> Texto para análisis:
§ §
Si los primeros poemas surgieron de los cantos de trabajo, de los hombres que remaban a contracorriente, de los labriegos que miraban al cielo y escupían al suelo, no cabe duda que, desde ya, había otra poesía venida de un ser mucho más recóndito, las más de las veces inconexo, como el ser de los sueños que regurgita sentencias sacadas de toda lógica. Javier Marimón ha hecho literatura con el arsenal, no tanto de palabras, sino de situaciones irreconocibles con las que a diario, sin prestarle la menor atención, se topa el ser humano: con ese par de alocuciones sin lógica alguna -ahora me confabulo-, balbuceadas cuando se sale de la ducha o cuando se escogen en Sedano’s las mejores malangas para un caldo.
Con esa “escombrera turbia” (como diría Umbral en Mortal y rosa), este escritor ratifica algo que muchos de sus colegas y no menos lectores optan por ignorar: la literatura como simple problema. Las imágenes de Filio Gálvez, sobre todo a inicios del libro, que aparecen mutiladas de una singular manera mediante una hendidura, una muesca -como cuando se le encaja la uña filosa a una manzana-, dan prueba de ello. De ahí la dentadura muesqueada, el perro muesqueado, el ciclista muesqueado, que acompañan a los textos; imágenes incompletas todas, mutiladas, y por lo tanto incongruentes, carentes de obviedad.
Será, pues, esa realidad y ese lenguaje muesqueados -que más adelante asumen ausencias cuadradas, circulares, rectangulares- sobre los que Javier Marimón quiere llamar la atención: llevar la poesía al límite lúcido de lo incongruente, de lo ilógico, lo que el lector adocenado no logra atrapar; “trazo que retiene la imagen” -escribe en el primero de sus textos-, que le hurta el sentido ordinario a partir de una mutilación, de un espacio blanquísimo que la ha despojado del significado establecido por la Doxa y por la Historia.
Al final, constatamos que los trozos de imagen que fueron retirados mediante una muesca han ido reapareciendo -un pedazo de perro, tres dientes brillosos, la cabeza de un ciclista concentrado en lo suyo-, y que estos cobran vida propia, en su individualidad, como esas hincaduras, repito, que con la uña afilada y por puro placer hemos realizado sobre la piel lustrosa y perfecta de una manzana, y que recogemos, parsimoniosos, para regresarlas a la mesa.
Eso es lo que ha estado haciendo Javier Marimón en los últimos años, lo que ahora logra con su Sinalectas (Editorial Casa Vacía, Richmond, 2016), lo que con una carcajada consiguió cuando en pleno Facebook, mientras muchos exhibían sus libreros perfectos, sus gatos simpatiquísimos, su felicidad incólume o su corrección política (que las hay de muchos tipos), el poeta “se aparecía”, como ese que llega ya borracho a una ceremonia nupcial, con unas historias mordaces, altisonantes, muchas de ellas de sintaxis descoyuntada, habiendo ya cascado todo orden lógico y todo buenismo, listas para entrar en una necesaria Historia de la desfachatez y la no solemnidad en la escritura.
De ahí los plomeros que hacen chistes de tubos, la caca de perro que se parte al tocar la hierba, la band-aid que flota en una piscina, la botella de leche que se ríe de “los cautivos de ilusión”, la enfermera que al inyectar exige que la nalga sea leída, o la doctora griega cuya tonta pregunta -como la del lector modélico y adocenado- provoca el fin de la felicidad conyugal.
§ §
Transcribe del texto sobre Sinalectas todo el fragmento que va desde "Si los primeros" hasta "para un caldo.", con ambos extremos incluidos.

Datos de reconocimiento de la estructura de documentos:
§ §
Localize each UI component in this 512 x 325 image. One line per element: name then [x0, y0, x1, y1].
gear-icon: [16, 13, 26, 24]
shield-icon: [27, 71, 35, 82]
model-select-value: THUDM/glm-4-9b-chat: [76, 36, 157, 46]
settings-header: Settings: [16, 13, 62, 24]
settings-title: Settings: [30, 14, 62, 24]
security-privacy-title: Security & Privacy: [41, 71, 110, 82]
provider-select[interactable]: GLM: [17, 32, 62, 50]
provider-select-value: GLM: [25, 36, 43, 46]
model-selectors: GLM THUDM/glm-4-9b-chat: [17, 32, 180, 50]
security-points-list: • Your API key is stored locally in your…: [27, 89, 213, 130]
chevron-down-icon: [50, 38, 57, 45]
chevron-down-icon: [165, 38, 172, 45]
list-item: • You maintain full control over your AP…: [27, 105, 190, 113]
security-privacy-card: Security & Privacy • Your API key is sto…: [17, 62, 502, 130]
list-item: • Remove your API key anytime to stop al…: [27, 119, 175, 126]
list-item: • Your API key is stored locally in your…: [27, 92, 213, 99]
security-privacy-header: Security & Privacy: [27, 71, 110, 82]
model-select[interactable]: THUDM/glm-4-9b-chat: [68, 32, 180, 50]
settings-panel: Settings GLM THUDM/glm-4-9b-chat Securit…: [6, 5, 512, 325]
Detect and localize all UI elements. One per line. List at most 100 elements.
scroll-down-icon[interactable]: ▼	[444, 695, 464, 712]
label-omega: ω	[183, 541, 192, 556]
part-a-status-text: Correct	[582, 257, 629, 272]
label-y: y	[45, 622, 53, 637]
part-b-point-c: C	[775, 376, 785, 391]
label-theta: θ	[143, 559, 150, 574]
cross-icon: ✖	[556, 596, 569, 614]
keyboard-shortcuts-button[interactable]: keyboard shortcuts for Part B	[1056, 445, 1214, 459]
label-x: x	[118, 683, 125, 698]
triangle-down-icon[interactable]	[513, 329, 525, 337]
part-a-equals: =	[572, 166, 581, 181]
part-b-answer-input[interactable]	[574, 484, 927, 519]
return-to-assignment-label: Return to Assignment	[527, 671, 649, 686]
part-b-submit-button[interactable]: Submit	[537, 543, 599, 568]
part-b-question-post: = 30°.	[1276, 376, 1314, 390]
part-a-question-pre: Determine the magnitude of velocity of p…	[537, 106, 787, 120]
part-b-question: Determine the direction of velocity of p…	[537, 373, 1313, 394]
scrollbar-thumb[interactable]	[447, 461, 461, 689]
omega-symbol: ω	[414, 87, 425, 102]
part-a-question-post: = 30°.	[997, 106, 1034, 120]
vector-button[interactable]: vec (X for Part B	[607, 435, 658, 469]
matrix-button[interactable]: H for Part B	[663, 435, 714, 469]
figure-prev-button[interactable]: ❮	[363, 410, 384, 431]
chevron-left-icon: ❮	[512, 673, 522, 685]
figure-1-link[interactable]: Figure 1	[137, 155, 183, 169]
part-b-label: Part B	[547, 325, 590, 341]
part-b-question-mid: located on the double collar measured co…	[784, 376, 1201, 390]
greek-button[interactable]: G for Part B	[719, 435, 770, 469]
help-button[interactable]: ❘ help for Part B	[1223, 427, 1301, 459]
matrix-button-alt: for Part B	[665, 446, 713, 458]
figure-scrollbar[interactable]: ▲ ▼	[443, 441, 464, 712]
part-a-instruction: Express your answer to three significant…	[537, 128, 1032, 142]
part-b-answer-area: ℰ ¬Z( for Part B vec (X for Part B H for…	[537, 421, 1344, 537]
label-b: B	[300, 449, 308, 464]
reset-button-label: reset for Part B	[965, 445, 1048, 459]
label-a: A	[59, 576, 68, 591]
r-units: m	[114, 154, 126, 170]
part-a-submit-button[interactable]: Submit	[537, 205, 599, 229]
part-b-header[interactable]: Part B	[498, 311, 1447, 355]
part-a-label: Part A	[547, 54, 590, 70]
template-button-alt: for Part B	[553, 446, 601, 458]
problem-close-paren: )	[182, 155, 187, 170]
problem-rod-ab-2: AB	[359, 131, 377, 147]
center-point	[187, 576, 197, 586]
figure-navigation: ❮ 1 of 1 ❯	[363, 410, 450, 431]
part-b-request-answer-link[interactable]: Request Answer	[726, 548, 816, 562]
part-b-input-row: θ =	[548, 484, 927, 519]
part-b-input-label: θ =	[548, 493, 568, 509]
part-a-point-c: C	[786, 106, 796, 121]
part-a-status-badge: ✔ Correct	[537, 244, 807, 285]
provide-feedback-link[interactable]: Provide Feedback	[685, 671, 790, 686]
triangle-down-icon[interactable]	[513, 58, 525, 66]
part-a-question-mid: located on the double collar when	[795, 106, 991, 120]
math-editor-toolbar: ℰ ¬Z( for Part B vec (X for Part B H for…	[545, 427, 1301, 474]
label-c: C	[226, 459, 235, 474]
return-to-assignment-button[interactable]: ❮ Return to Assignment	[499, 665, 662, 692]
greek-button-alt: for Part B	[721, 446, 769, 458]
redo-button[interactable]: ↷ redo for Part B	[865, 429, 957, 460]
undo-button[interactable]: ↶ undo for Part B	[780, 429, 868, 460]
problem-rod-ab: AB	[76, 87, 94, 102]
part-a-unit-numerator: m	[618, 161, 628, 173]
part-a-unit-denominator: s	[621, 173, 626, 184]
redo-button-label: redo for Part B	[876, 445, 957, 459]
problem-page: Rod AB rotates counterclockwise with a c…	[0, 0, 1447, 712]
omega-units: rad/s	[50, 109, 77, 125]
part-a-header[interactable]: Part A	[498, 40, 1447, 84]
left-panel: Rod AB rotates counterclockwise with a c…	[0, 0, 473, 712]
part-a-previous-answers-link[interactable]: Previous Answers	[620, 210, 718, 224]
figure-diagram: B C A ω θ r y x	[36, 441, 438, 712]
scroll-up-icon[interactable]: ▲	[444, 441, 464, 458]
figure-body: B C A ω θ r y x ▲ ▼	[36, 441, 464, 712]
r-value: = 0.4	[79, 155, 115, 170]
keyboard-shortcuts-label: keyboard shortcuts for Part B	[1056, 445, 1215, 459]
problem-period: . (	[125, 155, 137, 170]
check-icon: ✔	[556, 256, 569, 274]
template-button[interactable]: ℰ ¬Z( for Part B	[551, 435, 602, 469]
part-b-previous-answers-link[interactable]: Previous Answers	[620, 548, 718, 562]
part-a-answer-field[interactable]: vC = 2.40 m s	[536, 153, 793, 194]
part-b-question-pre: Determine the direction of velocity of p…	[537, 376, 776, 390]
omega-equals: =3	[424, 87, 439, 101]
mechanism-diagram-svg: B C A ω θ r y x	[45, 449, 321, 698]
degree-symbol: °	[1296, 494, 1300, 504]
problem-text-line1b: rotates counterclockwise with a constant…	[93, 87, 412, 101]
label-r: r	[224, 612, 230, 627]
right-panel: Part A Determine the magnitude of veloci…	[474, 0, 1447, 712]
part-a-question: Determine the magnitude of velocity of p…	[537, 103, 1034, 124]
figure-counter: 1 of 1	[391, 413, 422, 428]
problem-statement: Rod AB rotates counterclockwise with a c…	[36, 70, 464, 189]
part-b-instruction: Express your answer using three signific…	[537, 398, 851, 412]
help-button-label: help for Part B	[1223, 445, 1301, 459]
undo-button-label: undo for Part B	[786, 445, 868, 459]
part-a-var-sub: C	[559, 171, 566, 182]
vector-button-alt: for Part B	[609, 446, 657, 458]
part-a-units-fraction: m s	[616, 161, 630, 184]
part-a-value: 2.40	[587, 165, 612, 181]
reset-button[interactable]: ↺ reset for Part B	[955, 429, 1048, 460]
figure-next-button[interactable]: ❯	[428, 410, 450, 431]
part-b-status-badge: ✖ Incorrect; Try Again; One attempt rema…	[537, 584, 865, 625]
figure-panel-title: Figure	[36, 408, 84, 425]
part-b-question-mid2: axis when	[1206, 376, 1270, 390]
§ §
> Ejercicio resuelto:
Si los primeros poemas surgieron de los cantos de trabajo, de los hombres que remaban a contracorriente, de los labriegos que miraban al cielo y escupían al suelo, no cabe duda que, desde ya, había otra poesía venida de un ser mucho más recóndito, las más de las veces inconexo, como el ser de los sueños que regurgita sentencias sacadas de toda lógica. Javier Marimón ha hecho literatura con el arsenal, no tanto de palabras, sino de situaciones irreconocibles con las que a diario, sin prestarle la menor atención, se topa el ser humano: con ese par de alocuciones sin lógica alguna -ahora me confabulo-, balbuceadas cuando se sale de la ducha o cuando se escogen en Sedano’s las mejores malangas para un caldo.